** Start of Information provided **
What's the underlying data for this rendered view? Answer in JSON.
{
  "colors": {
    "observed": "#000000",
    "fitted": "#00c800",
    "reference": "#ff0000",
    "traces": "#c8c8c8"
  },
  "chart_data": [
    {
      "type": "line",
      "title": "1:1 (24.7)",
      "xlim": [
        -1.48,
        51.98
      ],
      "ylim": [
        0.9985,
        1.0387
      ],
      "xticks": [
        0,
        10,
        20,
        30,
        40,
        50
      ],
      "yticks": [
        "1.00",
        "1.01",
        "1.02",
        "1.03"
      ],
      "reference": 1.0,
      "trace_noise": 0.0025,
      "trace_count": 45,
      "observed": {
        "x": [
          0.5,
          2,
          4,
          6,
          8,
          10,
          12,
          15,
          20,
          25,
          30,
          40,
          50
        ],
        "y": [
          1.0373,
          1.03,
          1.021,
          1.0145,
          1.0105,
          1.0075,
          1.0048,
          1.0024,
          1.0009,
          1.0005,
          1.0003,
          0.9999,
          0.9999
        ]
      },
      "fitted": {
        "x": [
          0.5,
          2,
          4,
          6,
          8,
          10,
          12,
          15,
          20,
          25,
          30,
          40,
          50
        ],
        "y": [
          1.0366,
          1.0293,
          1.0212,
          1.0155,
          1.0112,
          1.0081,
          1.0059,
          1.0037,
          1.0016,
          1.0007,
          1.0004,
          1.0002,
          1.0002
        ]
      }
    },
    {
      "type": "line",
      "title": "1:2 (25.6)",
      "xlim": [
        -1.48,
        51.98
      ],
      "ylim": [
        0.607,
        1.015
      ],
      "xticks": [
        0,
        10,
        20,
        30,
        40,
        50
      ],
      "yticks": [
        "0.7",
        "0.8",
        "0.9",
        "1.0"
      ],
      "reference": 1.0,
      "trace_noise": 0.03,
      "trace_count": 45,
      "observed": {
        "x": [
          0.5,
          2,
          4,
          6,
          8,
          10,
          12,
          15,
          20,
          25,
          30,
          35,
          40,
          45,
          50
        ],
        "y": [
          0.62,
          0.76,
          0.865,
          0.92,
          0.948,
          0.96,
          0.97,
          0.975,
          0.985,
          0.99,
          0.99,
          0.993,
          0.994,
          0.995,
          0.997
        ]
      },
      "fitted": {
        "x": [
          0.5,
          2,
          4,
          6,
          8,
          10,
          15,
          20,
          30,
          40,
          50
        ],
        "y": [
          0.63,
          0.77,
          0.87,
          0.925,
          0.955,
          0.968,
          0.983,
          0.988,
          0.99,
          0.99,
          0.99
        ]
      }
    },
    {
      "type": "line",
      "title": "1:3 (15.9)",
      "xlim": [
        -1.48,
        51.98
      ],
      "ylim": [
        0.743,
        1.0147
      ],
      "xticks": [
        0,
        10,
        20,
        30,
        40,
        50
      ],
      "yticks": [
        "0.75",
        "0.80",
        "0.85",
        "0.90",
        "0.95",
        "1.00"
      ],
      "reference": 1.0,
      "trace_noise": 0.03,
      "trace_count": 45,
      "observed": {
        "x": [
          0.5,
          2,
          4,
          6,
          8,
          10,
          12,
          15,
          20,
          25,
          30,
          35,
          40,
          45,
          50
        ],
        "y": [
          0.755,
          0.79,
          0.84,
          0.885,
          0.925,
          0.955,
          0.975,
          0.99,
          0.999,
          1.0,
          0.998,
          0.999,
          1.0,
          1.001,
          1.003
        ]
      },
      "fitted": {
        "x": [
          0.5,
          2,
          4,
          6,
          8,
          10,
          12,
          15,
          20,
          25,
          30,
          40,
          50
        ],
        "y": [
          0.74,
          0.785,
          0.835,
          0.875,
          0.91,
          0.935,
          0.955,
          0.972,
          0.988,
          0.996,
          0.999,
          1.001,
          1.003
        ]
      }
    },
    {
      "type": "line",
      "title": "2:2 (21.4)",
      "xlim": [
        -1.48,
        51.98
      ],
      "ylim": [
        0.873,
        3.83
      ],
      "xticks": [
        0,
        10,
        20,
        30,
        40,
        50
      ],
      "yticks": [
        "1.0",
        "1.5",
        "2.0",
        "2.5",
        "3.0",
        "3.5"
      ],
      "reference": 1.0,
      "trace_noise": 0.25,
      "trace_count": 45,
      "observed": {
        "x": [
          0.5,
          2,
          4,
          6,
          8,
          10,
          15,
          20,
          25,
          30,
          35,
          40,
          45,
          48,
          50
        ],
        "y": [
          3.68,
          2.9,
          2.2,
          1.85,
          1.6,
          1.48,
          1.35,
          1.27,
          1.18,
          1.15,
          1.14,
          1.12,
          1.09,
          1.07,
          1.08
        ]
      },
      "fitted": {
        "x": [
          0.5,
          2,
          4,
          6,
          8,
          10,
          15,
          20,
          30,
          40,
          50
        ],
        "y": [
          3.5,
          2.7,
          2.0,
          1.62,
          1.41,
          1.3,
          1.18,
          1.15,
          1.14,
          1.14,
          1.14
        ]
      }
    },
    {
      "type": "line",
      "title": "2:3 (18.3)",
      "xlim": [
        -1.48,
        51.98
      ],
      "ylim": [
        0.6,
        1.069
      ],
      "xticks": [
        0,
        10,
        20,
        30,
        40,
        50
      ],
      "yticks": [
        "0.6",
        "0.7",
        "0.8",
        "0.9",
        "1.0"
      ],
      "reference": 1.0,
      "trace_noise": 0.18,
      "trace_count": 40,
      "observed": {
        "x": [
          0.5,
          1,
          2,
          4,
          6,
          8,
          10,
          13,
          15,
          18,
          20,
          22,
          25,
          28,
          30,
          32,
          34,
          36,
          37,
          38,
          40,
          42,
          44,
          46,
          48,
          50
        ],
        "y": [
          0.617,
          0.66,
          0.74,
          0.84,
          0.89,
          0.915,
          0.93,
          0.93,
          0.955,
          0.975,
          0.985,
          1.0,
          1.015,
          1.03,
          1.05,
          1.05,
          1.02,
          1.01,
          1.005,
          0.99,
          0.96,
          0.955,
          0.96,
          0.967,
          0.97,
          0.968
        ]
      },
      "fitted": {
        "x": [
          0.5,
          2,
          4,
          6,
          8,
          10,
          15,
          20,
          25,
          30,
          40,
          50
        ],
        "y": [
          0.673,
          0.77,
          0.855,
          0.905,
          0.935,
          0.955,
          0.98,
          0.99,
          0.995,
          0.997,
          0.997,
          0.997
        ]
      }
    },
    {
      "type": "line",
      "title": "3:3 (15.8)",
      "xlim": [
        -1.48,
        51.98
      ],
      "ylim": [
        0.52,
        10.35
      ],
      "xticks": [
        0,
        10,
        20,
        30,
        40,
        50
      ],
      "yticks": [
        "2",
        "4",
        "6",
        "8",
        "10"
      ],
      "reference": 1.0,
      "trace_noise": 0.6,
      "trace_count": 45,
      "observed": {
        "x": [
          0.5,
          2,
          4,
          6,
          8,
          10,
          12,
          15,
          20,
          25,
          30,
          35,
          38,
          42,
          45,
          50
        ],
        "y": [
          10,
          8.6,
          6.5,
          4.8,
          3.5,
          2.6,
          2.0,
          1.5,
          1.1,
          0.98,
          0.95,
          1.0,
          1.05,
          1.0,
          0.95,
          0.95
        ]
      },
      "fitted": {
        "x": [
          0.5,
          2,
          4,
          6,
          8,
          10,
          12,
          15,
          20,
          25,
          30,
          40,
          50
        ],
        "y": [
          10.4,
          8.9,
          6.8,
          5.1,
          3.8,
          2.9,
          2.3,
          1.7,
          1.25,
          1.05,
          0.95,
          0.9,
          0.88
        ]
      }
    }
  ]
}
** End of Information provided **
### The request
The records above are to be repeated exactly, in their entirety.

### Task response
What's the underlying data for this rendered view? Answer in JSON.
{
  "colors": {
    "observed": "#000000",
    "fitted": "#00c800",
    "reference": "#ff0000",
    "traces": "#c8c8c8"
  },
  "chart_data": [
    {
      "type": "line",
      "title": "1:1 (24.7)",
      "xlim": [
        -1.48,
        51.98
      ],
      "ylim": [
        0.9985,
        1.0387
      ],
      "xticks": [
        0,
        10,
        20,
        30,
        40,
        50
      ],
      "yticks": [
        "1.00",
        "1.01",
        "1.02",
        "1.03"
      ],
      "reference": 1.0,
      "trace_noise": 0.0025,
      "trace_count": 45,
      "observed": {
        "x": [
          0.5,
          2,
          4,
          6,
          8,
          10,
          12,
          15,
          20,
          25,
          30,
          40,
          50
        ],
        "y": [
          1.0373,
          1.03,
          1.021,
          1.0145,
          1.0105,
          1.0075,
          1.0048,
          1.0024,
          1.0009,
          1.0005,
          1.0003,
          0.9999,
          0.9999
        ]
      },
      "fitted": {
        "x": [
          0.5,
          2,
          4,
          6,
          8,
          10,
          12,
          15,
          20,
          25,
          30,
          40,
          50
        ],
        "y": [
          1.0366,
          1.0293,
          1.0212,
          1.0155,
          1.0112,
          1.0081,
          1.0059,
          1.0037,
          1.0016,
          1.0007,
          1.0004,
          1.0002,
          1.0002
        ]
      }
    },
    {
      "type": "line",
      "title": "1:2 (25.6)",
      "xlim": [
        -1.48,
        51.98
      ],
      "ylim": [
        0.607,
        1.015
      ],
      "xticks": [
        0,
        10,
        20,
        30,
        40,
        50
      ],
      "yticks": [
        "0.7",
        "0.8",
        "0.9",
        "1.0"
      ],
      "reference": 1.0,
      "trace_noise": 0.03,
      "trace_count": 45,
      "observed": {
        "x": [
          0.5,
          2,
          4,
          6,
          8,
          10,
          12,
          15,
          20,
          25,
          30,
          35,
          40,
          45,
          50
        ],
        "y": [
          0.62,
          0.76,
          0.865,
          0.92,
          0.948,
          0.96,
          0.97,
          0.975,
          0.985,
          0.99,
          0.99,
          0.993,
          0.994,
          0.995,
          0.997
        ]
      },
      "fitted": {
        "x": [
          0.5,
          2,
          4,
          6,
          8,
          10,
          15,
          20,
          30,
          40,
          50
        ],
        "y": [
          0.63,
          0.77,
          0.87,
          0.925,
          0.955,
          0.968,
          0.983,
          0.988,
          0.99,
          0.99,
          0.99
        ]
      }
    },
    {
      "type": "line",
      "title": "1:3 (15.9)",
      "xlim": [
        -1.48,
        51.98
      ],
      "ylim": [
        0.743,
        1.0147
      ],
      "xticks": [
        0,
        10,
        20,
        30,
        40,
        50
      ],
      "yticks": [
        "0.75",
        "0.80",
        "0.85",
        "0.90",
        "0.95",
        "1.00"
      ],
      "reference": 1.0,
      "trace_noise": 0.03,
      "trace_count": 45,
      "observed": {
        "x": [
          0.5,
          2,
          4,
          6,
          8,
          10,
          12,
          15,
          20,
          25,
          30,
          35,
          40,
          45,
          50
        ],
        "y": [
          0.755,
          0.79,
          0.84,
          0.885,
          0.925,
          0.955,
          0.975,
          0.99,
          0.999,
          1.0,
          0.998,
          0.999,
          1.0,
          1.001,
          1.003
        ]
      },
      "fitted": {
        "x": [
          0.5,
          2,
          4,
          6,
          8,
          10,
          12,
          15,
          20,
          25,
          30,
          40,
          50
        ],
        "y": [
          0.74,
          0.785,
          0.835,
          0.875,
          0.91,
          0.935,
          0.955,
          0.972,
          0.988,
          0.996,
          0.999,
          1.001,
          1.003
        ]
      }
    },
    {
      "type": "line",
      "title": "2:2 (21.4)",
      "xlim": [
        -1.48,
        51.98
      ],
      "ylim": [
        0.873,
        3.83
      ],
      "xticks": [
        0,
        10,
        20,
        30,
        40,
        50
      ],
      "yticks": [
        "1.0",
        "1.5",
        "2.0",
        "2.5",
        "3.0",
        "3.5"
      ],
      "reference": 1.0,
      "trace_noise": 0.25,
      "trace_count": 45,
      "observed": {
        "x": [
          0.5,
          2,
          4,
          6,
          8,
          10,
          15,
          20,
          25,
          30,
          35,
          40,
          45,
          48,
          50
        ],
        "y": [
          3.68,
          2.9,
          2.2,
          1.85,
          1.6,
          1.48,
          1.35,
          1.27,
          1.18,
          1.15,
          1.14,
          1.12,
          1.09,
          1.07,
          1.08
        ]
      },
      "fitted": {
        "x": [
          0.5,
          2,
          4,
          6,
          8,
          10,
          15,
          20,
          30,
          40,
          50
        ],
        "y": [
          3.5,
          2.7,
          2.0,
          1.62,
          1.41,
          1.3,
          1.18,
          1.15,
          1.14,
          1.14,
          1.14
        ]
      }
    },
    {
      "type": "line",
      "title": "2:3 (18.3)",
      "xlim": [
        -1.48,
        51.98
      ],
      "ylim": [
        0.6,
        1.069
      ],
      "xticks": [
        0,
        10,
        20,
        30,
        40,
        50
      ],
      "yticks": [
        "0.6",
        "0.7",
        "0.8",
        "0.9",
        "1.0"
      ],
      "reference": 1.0,
      "trace_noise": 0.18,
      "trace_count": 40,
      "observed": {
        "x": [
          0.5,
          1,
          2,
          4,
          6,
          8,
          10,
          13,
          15,
          18,
          20,
          22,
          25,
          28,
          30,
          32,
          34,
          36,
          37,
          38,
          40,
          42,
          44,
          46,
          48,
          50
        ],
        "y": [
          0.617,
          0.66,
          0.74,
          0.84,
          0.89,
          0.915,
          0.93,
          0.93,
          0.955,
          0.975,
          0.985,
          1.0,
          1.015,
          1.03,
          1.05,
          1.05,
          1.02,
          1.01,
          1.005,
          0.99,
          0.96,
          0.955,
          0.96,
          0.967,
          0.97,
          0.968
        ]
      },
      "fitted": {
        "x": [
          0.5,
          2,
          4,
          6,
          8,
          10,
          15,
          20,
          25,
          30,
          40,
          50
        ],
        "y": [
          0.673,
          0.77,
          0.855,
          0.905,
          0.935,
          0.955,
          0.98,
          0.99,
          0.995,
          0.997,
          0.997,
          0.997
        ]
      }
    },
    {
      "type": "line",
      "title": "3:3 (15.8)",
      "xlim": [
        -1.48,
        51.98
      ],
      "ylim": [
        0.52,
        10.35
      ],
      "xticks": [
        0,
        10,
        20,
        30,
        40,
        50
      ],
      "yticks": [
        "2",
        "4",
        "6",
        "8",
        "10"
      ],
      "reference": 1.0,
      "trace_noise": 0.6,
      "trace_count": 45,
      "observed": {
        "x": [
          0.5,
          2,
          4,
          6,
          8,
          10,
          12,
          15,
          20,
          25,
          30,
          35,
          38,
          42,
          45,
          50
        ],
        "y": [
          10,
          8.6,
          6.5,
          4.8,
          3.5,
          2.6,
          2.0,
          1.5,
          1.1,
          0.98,
          0.95,
          1.0,
          1.05,
          1.0,
          0.95,
          0.95
        ]
      },
      "fitted": {
        "x": [
          0.5,
          2,
          4,
          6,
          8,
          10,
          12,
          15,
          20,
          25,
          30,
          40,
          50
        ],
        "y": [
          10.4,
          8.9,
          6.8,
          5.1,
          3.8,
          2.9,
          2.3,
          1.7,
          1.25,
          1.05,
          0.95,
          0.9,
          0.88
        ]
      }
    }
  ]
}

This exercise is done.